# Exercise
Find how many lines in the data below mention "right". Give the number only.

# Listed records
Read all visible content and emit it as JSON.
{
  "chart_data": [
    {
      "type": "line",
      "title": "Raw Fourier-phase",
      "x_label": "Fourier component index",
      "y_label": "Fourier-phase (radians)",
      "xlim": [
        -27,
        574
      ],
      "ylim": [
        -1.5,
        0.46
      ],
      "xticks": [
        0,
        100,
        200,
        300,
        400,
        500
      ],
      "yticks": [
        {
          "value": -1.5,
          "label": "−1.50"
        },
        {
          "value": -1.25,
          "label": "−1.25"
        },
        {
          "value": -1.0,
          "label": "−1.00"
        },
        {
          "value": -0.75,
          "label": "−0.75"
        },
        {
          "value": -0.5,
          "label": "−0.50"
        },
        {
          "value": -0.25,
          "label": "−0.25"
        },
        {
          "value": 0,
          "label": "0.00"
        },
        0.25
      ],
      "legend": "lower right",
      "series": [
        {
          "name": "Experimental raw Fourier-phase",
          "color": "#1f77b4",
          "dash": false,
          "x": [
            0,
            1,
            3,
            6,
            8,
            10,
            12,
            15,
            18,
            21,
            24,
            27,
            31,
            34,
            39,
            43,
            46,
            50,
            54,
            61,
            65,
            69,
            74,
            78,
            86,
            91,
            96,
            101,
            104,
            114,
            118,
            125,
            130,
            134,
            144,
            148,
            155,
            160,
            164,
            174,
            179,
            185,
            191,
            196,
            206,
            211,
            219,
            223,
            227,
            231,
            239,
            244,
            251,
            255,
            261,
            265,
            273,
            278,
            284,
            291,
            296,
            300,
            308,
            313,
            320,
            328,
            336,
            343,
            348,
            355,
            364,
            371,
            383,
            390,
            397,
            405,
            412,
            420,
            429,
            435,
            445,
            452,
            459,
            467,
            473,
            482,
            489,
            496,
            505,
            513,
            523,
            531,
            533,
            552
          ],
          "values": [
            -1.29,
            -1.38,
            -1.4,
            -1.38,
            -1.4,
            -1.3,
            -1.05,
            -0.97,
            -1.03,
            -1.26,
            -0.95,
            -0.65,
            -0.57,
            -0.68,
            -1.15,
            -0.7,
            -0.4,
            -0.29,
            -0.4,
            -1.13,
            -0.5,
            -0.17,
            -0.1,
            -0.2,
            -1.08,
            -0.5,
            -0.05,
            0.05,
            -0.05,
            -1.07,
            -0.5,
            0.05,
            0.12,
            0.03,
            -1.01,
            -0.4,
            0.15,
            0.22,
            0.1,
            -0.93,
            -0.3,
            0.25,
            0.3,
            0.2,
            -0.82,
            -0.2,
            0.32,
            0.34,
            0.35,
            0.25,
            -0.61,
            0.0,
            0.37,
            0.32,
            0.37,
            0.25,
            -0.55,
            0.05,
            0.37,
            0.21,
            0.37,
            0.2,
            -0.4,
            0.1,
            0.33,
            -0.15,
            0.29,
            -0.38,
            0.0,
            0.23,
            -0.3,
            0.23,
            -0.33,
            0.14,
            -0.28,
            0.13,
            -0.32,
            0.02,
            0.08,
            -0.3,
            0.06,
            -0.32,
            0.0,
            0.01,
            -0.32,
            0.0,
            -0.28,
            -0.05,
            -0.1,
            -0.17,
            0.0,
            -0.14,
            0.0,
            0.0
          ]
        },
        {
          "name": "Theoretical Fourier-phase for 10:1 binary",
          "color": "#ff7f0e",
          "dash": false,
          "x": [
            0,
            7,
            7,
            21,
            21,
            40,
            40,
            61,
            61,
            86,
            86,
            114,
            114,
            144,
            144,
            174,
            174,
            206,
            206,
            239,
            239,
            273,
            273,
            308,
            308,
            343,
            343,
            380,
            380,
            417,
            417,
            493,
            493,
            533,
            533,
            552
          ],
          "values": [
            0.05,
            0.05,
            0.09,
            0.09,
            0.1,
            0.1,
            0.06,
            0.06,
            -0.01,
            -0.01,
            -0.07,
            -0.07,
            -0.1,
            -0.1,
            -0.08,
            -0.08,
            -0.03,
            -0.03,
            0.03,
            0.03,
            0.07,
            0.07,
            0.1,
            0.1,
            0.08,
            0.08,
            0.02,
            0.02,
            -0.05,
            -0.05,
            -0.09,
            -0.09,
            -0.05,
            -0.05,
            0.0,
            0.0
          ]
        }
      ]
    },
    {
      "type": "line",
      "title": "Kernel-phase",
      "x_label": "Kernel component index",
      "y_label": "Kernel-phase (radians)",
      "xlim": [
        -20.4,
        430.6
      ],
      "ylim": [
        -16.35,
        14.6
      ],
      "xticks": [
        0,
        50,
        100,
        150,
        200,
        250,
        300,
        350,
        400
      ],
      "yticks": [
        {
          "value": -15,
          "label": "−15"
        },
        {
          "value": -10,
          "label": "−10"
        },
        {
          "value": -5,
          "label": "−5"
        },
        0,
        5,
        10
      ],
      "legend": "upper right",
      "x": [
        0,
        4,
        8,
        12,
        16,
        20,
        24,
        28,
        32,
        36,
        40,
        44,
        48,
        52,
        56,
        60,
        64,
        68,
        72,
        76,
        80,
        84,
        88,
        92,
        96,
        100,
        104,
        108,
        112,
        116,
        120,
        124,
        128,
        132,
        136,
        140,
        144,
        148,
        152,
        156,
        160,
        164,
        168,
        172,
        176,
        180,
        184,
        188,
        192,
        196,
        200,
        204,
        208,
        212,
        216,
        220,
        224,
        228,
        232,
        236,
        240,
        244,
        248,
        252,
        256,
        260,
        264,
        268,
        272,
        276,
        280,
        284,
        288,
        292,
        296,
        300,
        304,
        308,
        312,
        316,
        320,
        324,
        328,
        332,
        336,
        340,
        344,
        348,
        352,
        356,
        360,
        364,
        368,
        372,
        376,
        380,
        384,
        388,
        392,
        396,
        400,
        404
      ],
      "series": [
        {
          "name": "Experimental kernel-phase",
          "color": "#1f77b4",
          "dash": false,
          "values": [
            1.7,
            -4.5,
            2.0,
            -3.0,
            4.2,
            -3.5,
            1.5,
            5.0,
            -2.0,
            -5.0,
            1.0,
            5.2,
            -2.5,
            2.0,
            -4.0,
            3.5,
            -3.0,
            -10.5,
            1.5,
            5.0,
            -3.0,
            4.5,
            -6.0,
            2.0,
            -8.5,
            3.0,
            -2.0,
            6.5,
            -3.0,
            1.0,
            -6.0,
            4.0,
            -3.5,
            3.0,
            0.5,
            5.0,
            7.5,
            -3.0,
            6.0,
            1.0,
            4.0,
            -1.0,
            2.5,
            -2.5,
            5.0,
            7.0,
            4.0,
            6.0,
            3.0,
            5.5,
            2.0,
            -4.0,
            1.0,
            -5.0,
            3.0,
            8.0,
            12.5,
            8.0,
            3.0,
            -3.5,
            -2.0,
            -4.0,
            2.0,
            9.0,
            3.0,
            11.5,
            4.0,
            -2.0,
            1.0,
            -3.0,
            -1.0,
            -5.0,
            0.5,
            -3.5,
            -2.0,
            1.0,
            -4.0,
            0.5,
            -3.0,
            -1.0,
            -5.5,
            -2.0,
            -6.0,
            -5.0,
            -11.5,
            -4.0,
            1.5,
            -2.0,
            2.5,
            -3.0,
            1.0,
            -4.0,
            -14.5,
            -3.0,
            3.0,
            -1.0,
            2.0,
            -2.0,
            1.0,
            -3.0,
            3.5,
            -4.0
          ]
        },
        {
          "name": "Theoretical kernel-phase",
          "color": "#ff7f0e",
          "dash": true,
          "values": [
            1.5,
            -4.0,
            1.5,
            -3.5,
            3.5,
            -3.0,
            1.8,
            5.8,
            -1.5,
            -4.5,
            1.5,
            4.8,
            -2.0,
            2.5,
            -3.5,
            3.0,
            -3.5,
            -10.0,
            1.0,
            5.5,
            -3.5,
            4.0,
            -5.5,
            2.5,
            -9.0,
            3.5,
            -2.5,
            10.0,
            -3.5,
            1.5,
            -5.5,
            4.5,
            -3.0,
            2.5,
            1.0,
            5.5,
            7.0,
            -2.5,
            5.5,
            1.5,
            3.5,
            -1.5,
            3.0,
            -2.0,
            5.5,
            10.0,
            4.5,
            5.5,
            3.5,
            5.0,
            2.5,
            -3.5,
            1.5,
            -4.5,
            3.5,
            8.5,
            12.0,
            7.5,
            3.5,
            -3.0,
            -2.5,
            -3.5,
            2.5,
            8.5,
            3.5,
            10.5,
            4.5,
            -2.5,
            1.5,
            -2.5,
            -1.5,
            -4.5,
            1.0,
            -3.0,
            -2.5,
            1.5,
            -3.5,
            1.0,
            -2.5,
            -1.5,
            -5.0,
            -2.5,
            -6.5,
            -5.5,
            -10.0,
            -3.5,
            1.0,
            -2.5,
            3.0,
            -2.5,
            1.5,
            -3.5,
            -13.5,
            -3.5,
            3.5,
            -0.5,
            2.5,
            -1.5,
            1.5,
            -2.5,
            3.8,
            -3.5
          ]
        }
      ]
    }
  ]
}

# Task result
2